+++ DATA FOR THIS EXERCISE
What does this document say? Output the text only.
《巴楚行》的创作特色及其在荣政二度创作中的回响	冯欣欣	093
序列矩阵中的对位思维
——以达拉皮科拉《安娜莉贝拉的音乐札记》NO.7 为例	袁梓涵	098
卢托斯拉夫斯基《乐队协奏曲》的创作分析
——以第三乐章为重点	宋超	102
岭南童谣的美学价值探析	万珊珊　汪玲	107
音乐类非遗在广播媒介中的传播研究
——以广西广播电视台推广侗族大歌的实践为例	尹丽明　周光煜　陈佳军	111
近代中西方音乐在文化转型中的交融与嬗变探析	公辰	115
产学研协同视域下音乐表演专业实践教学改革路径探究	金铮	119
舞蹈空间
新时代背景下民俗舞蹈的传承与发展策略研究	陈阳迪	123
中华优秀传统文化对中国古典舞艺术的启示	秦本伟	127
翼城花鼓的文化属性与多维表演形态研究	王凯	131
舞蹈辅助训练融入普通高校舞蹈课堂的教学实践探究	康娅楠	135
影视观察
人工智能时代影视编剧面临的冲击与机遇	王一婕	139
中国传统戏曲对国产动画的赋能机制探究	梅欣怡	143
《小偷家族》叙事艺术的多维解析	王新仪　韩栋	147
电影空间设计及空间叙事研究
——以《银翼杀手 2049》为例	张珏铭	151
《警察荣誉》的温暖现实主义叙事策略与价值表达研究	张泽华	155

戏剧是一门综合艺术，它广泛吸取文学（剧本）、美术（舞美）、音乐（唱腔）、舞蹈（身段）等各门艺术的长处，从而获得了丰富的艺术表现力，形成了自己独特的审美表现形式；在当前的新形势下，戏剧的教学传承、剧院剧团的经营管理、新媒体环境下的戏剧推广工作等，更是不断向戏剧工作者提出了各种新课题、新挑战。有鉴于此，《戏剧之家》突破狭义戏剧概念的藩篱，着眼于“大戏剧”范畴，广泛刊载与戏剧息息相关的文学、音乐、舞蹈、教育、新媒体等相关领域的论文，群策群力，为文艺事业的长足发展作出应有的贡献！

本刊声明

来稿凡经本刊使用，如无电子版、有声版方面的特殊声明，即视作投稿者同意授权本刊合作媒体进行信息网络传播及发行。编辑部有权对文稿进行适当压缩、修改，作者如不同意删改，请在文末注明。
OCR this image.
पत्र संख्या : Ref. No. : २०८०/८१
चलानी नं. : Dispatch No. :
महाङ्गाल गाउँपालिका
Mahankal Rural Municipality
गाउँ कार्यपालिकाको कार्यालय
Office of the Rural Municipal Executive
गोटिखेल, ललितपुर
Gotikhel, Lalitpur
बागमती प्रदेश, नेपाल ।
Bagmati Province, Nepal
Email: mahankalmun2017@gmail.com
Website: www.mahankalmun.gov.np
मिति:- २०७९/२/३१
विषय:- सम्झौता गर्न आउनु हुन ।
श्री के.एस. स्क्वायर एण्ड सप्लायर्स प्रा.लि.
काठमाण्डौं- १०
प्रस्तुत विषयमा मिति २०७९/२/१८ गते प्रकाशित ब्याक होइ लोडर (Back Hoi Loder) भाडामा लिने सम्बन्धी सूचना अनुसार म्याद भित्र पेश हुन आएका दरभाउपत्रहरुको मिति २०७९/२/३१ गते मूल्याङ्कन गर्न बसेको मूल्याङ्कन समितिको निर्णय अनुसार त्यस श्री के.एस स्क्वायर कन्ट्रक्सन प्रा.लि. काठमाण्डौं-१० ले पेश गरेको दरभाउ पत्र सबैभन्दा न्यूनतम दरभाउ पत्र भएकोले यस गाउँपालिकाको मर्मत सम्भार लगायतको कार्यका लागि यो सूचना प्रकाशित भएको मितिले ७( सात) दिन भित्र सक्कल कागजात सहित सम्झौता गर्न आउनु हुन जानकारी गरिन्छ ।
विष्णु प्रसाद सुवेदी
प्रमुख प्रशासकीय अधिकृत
++++++
### REQUIREMENT
Copy out each record, keeping every word as it is.

### OUTPUT OF THE TASK
What does this document say? Output the text only.
《巴楚行》的创作特色及其在荣政二度创作中的回响	冯欣欣	093
序列矩阵中的对位思维
——以达拉皮科拉《安娜莉贝拉的音乐札记》NO.7 为例	袁梓涵	098
卢托斯拉夫斯基《乐队协奏曲》的创作分析
——以第三乐章为重点	宋超	102
岭南童谣的美学价值探析	万珊珊　汪玲	107
音乐类非遗在广播媒介中的传播研究
——以广西广播电视台推广侗族大歌的实践为例	尹丽明　周光煜　陈佳军	111
近代中西方音乐在文化转型中的交融与嬗变探析	公辰	115
产学研协同视域下音乐表演专业实践教学改革路径探究	金铮	119
舞蹈空间
新时代背景下民俗舞蹈的传承与发展策略研究	陈阳迪	123
中华优秀传统文化对中国古典舞艺术的启示	秦本伟	127
翼城花鼓的文化属性与多维表演形态研究	王凯	131
舞蹈辅助训练融入普通高校舞蹈课堂的教学实践探究	康娅楠	135
影视观察
人工智能时代影视编剧面临的冲击与机遇	王一婕	139
中国传统戏曲对国产动画的赋能机制探究	梅欣怡	143
《小偷家族》叙事艺术的多维解析	王新仪　韩栋	147
电影空间设计及空间叙事研究
——以《银翼杀手 2049》为例	张珏铭	151
《警察荣誉》的温暖现实主义叙事策略与价值表达研究	张泽华	155

戏剧是一门综合艺术，它广泛吸取文学（剧本）、美术（舞美）、音乐（唱腔）、舞蹈（身段）等各门艺术的长处，从而获得了丰富的艺术表现力，形成了自己独特的审美表现形式；在当前的新形势下，戏剧的教学传承、剧院剧团的经营管理、新媒体环境下的戏剧推广工作等，更是不断向戏剧工作者提出了各种新课题、新挑战。有鉴于此，《戏剧之家》突破狭义戏剧概念的藩篱，着眼于“大戏剧”范畴，广泛刊载与戏剧息息相关的文学、音乐、舞蹈、教育、新媒体等相关领域的论文，群策群力，为文艺事业的长足发展作出应有的贡献！

本刊声明

来稿凡经本刊使用，如无电子版、有声版方面的特殊声明，即视作投稿者同意授权本刊合作媒体进行信息网络传播及发行。编辑部有权对文稿进行适当压缩、修改，作者如不同意删改，请在文末注明。
OCR this image.
पत्र संख्या : Ref. No. : २०८०/८१
चलानी नं. : Dispatch No. :
महाङ्गाल गाउँपालिका
Mahankal Rural Municipality
गाउँ कार्यपालिकाको कार्यालय
Office of the Rural Municipal Executive
गोटिखेल, ललितपुर
Gotikhel, Lalitpur
बागमती प्रदेश, नेपाल ।
Bagmati Province, Nepal
Email: mahankalmun2017@gmail.com
Website: www.mahankalmun.gov.np
मिति:- २०७९/२/३१
विषय:- सम्झौता गर्न आउनु हुन ।
श्री के.एस. स्क्वायर एण्ड सप्लायर्स प्रा.लि.
काठमाण्डौं- १०
प्रस्तुत विषयमा मिति २०७९/२/१८ गते प्रकाशित ब्याक होइ लोडर (Back Hoi Loder) भाडामा लिने सम्बन्धी सूचना अनुसार म्याद भित्र पेश हुन आएका दरभाउपत्रहरुको मिति २०७९/२/३१ गते मूल्याङ्कन गर्न बसेको मूल्याङ्कन समितिको निर्णय अनुसार त्यस श्री के.एस स्क्वायर कन्ट्रक्सन प्रा.लि. काठमाण्डौं-१० ले पेश गरेको दरभाउ पत्र सबैभन्दा न्यूनतम दरभाउ पत्र भएकोले यस गाउँपालिकाको मर्मत सम्भार लगायतको कार्यका लागि यो सूचना प्रकाशित भएको मितिले ७( सात) दिन भित्र सक्कल कागजात सहित सम्झौता गर्न आउनु हुन जानकारी गरिन्छ ।
विष्णु प्रसाद सुवेदी
प्रमुख प्रशासकीय अधिकृत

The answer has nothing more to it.